» **OBJECTIVE**
Wherever "Output" appears in a line, list that line.
════════════════
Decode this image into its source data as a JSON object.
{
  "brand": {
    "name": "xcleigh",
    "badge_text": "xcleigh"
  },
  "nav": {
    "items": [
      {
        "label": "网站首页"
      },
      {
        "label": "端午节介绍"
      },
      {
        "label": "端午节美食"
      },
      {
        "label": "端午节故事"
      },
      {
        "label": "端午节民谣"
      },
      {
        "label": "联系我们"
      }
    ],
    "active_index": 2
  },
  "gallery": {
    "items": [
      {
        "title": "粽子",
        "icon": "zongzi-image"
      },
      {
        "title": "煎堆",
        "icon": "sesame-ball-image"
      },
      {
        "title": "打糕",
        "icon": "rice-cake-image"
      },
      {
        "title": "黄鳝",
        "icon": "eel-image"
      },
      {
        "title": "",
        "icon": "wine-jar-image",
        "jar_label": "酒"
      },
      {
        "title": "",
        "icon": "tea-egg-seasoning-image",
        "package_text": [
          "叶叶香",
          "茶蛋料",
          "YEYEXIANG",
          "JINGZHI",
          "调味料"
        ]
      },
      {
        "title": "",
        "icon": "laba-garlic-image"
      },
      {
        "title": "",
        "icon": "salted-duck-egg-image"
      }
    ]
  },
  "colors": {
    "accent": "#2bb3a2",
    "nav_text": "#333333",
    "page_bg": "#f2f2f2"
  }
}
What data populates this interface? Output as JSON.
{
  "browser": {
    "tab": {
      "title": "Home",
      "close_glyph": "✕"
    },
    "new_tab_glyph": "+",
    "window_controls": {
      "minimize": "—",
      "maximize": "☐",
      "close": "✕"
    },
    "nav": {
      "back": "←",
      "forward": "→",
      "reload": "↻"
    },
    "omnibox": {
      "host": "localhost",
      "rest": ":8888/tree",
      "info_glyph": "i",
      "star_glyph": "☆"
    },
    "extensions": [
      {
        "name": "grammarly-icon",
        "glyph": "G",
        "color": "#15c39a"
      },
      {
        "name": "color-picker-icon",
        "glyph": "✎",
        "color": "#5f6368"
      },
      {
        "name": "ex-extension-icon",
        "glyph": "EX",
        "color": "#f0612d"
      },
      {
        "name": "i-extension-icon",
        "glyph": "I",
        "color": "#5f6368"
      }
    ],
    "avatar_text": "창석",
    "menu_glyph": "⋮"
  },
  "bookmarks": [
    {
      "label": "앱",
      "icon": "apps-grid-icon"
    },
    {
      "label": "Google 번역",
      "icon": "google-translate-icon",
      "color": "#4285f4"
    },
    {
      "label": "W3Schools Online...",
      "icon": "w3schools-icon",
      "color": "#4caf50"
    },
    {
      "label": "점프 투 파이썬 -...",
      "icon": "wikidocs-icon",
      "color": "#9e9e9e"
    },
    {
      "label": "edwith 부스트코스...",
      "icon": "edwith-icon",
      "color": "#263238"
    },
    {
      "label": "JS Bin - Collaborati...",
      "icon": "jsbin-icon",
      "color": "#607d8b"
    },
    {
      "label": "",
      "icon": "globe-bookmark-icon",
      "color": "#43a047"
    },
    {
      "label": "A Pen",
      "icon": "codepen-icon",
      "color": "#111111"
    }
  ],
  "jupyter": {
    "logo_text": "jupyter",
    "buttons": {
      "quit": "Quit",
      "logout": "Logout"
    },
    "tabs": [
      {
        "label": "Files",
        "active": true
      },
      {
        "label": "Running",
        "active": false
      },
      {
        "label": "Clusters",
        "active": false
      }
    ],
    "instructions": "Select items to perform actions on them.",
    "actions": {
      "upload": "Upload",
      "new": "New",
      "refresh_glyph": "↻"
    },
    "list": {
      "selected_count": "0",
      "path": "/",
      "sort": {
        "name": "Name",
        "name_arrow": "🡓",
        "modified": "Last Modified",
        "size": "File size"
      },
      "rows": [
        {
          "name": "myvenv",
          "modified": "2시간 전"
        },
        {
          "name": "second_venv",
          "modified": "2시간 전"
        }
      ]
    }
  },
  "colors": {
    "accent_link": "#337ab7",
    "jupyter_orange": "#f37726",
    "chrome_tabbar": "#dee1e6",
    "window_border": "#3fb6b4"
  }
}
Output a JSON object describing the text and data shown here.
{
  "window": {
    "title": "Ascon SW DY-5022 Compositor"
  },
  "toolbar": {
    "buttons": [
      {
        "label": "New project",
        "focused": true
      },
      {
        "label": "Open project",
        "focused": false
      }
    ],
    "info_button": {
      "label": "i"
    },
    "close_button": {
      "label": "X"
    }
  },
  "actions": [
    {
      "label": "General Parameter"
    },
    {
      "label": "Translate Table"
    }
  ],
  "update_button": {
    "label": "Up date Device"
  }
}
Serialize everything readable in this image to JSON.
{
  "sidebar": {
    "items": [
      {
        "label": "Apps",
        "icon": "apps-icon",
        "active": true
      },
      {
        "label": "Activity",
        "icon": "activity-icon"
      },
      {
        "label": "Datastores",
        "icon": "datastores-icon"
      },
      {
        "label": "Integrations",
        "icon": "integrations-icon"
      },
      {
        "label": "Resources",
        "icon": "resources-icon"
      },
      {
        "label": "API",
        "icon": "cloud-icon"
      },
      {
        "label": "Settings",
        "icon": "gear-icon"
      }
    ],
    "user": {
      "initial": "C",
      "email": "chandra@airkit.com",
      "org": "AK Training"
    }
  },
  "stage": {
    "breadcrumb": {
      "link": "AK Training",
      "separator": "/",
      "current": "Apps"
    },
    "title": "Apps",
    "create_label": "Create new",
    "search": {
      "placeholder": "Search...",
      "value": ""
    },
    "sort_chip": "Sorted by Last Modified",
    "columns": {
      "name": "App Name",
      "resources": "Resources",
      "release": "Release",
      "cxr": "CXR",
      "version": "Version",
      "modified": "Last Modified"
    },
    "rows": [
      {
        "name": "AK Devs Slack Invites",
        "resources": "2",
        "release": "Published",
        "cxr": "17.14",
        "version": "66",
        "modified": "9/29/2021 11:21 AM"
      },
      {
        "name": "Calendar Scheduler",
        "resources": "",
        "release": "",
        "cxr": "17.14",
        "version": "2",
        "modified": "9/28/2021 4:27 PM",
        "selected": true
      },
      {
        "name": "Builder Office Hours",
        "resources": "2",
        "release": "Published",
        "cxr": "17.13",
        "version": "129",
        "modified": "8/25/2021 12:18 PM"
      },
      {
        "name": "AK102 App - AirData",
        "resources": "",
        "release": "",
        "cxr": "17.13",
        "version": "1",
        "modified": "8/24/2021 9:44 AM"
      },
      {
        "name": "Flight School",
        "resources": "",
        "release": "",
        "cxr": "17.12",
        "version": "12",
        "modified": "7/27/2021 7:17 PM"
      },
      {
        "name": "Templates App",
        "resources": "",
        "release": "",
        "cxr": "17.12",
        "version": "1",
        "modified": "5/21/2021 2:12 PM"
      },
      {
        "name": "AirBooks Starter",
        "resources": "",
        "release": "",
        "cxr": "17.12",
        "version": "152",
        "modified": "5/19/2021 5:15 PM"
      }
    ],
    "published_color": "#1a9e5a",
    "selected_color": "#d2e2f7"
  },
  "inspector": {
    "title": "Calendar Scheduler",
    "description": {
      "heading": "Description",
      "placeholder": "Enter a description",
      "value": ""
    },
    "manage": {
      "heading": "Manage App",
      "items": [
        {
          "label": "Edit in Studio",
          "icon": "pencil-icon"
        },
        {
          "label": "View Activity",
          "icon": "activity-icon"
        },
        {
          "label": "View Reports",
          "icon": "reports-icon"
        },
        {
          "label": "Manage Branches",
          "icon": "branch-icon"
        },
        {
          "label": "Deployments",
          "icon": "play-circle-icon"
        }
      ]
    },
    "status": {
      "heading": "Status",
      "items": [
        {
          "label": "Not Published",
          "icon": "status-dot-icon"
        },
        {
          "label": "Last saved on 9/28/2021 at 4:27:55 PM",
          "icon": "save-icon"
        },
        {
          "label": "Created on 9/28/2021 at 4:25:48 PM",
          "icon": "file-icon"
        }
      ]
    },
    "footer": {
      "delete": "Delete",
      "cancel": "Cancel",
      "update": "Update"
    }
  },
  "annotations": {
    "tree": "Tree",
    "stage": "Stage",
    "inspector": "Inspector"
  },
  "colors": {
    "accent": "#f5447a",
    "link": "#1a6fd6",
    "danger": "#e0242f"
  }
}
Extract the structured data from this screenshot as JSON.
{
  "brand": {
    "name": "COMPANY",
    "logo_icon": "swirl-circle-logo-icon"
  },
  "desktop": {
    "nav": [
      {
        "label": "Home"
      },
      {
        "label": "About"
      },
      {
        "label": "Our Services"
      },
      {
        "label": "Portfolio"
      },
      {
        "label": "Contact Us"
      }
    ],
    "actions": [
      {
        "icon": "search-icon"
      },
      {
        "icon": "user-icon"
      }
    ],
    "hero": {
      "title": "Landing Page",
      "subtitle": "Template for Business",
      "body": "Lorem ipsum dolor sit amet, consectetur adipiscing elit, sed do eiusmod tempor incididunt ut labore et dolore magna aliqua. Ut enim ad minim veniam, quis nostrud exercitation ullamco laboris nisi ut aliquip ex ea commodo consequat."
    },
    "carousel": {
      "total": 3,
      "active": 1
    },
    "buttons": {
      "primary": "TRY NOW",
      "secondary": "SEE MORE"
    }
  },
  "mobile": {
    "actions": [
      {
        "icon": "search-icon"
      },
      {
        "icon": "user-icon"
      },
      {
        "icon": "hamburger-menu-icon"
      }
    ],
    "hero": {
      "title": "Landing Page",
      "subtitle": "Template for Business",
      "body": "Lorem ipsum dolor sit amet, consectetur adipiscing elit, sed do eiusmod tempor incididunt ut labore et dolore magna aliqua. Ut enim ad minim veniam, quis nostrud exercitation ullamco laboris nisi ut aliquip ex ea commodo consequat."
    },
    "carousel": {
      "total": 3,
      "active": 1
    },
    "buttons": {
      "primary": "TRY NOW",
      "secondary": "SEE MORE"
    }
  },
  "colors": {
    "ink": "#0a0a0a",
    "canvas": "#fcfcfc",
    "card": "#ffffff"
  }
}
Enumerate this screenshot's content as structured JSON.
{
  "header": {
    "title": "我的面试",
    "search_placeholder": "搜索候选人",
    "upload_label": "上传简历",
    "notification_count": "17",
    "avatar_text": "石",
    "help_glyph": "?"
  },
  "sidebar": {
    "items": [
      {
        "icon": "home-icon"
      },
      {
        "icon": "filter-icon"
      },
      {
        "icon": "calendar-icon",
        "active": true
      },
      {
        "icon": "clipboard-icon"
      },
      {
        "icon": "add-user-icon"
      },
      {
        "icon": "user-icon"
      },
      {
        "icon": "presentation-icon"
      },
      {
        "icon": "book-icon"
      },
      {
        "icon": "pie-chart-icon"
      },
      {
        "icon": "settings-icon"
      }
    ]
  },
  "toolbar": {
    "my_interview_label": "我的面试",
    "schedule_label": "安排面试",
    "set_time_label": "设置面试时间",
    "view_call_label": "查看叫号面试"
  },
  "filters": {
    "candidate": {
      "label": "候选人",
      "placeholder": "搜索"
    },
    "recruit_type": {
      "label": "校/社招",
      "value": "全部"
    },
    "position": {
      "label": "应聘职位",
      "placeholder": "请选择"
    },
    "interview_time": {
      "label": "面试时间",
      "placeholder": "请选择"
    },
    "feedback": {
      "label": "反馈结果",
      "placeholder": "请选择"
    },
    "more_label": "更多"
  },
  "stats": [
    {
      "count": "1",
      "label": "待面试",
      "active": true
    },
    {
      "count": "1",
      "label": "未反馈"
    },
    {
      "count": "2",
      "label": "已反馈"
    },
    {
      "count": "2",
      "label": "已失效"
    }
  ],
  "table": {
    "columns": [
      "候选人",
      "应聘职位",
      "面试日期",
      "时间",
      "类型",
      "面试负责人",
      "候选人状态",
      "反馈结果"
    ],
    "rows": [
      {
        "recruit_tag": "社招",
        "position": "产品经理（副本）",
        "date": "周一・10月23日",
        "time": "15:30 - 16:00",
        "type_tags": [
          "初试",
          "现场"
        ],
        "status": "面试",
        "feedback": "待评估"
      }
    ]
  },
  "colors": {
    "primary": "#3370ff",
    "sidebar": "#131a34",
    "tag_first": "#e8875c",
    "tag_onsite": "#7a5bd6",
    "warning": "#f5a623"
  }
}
════════════════
» **FULL RESPONSE**
What data populates this interface? Output as JSON.
Output a JSON object describing the text and data shown here.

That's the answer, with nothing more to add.